**EXERCISE DETAILS:** Make an exact copy of the lines below.

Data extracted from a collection
━━━━━━

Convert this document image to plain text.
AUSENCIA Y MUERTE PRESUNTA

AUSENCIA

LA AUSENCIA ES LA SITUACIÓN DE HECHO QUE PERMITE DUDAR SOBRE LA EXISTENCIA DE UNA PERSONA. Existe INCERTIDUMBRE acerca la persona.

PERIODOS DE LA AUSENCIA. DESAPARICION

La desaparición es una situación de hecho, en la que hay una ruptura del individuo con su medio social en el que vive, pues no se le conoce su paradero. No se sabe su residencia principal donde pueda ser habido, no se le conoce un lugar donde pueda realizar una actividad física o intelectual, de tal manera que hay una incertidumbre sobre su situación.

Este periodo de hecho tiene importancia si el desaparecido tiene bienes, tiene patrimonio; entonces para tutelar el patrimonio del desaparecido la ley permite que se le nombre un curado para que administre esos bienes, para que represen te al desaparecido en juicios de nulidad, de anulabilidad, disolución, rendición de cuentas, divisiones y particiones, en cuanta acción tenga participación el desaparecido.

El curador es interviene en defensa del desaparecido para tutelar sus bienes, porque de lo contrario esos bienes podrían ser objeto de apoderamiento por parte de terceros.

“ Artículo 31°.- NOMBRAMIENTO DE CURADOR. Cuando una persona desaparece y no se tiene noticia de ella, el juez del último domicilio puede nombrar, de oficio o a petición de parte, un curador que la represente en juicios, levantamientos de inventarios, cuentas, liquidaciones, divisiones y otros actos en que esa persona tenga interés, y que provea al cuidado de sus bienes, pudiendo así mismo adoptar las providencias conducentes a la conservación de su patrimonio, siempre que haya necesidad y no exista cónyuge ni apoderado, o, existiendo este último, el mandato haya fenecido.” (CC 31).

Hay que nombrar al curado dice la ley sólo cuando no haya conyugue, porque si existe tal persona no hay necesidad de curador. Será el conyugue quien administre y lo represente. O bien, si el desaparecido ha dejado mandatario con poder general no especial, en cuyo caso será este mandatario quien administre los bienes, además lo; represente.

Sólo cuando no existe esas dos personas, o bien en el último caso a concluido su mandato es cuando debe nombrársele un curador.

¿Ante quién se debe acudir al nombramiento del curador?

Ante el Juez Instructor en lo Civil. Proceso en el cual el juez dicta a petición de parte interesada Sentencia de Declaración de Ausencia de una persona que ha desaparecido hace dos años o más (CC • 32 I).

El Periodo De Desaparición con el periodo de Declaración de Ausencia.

━━━━━━

**ANSWER TO THIS PROBLEM:**
Convert this document image to plain text.
AUSENCIA Y MUERTE PRESUNTA

AUSENCIA

LA AUSENCIA ES LA SITUACIÓN DE HECHO QUE PERMITE DUDAR SOBRE LA EXISTENCIA DE UNA PERSONA. Existe INCERTIDUMBRE acerca la persona.

PERIODOS DE LA AUSENCIA. DESAPARICION

La desaparición es una situación de hecho, en la que hay una ruptura del individuo con su medio social en el que vive, pues no se le conoce su paradero. No se sabe su residencia principal donde pueda ser habido, no se le conoce un lugar donde pueda realizar una actividad física o intelectual, de tal manera que hay una incertidumbre sobre su situación.

Este periodo de hecho tiene importancia si el desaparecido tiene bienes, tiene patrimonio; entonces para tutelar el patrimonio del desaparecido la ley permite que se le nombre un curado para que administre esos bienes, para que represen te al desaparecido en juicios de nulidad, de anulabilidad, disolución, rendición de cuentas, divisiones y particiones, en cuanta acción tenga participación el desaparecido.

El curador es interviene en defensa del desaparecido para tutelar sus bienes, porque de lo contrario esos bienes podrían ser objeto de apoderamiento por parte de terceros.

“ Artículo 31°.- NOMBRAMIENTO DE CURADOR. Cuando una persona desaparece y no se tiene noticia de ella, el juez del último domicilio puede nombrar, de oficio o a petición de parte, un curador que la represente en juicios, levantamientos de inventarios, cuentas, liquidaciones, divisiones y otros actos en que esa persona tenga interés, y que provea al cuidado de sus bienes, pudiendo así mismo adoptar las providencias conducentes a la conservación de su patrimonio, siempre que haya necesidad y no exista cónyuge ni apoderado, o, existiendo este último, el mandato haya fenecido.” (CC 31).

Hay que nombrar al curado dice la ley sólo cuando no haya conyugue, porque si existe tal persona no hay necesidad de curador. Será el conyugue quien administre y lo represente. O bien, si el desaparecido ha dejado mandatario con poder general no especial, en cuyo caso será este mandatario quien administre los bienes, además lo; represente.

Sólo cuando no existe esas dos personas, o bien en el último caso a concluido su mandato es cuando debe nombrársele un curador.

¿Ante quién se debe acudir al nombramiento del curador?

Ante el Juez Instructor en lo Civil. Proceso en el cual el juez dicta a petición de parte interesada Sentencia de Declaración de Ausencia de una persona que ha desaparecido hace dos años o más (CC • 32 I).

El Periodo De Desaparición con el periodo de Declaración de Ausencia.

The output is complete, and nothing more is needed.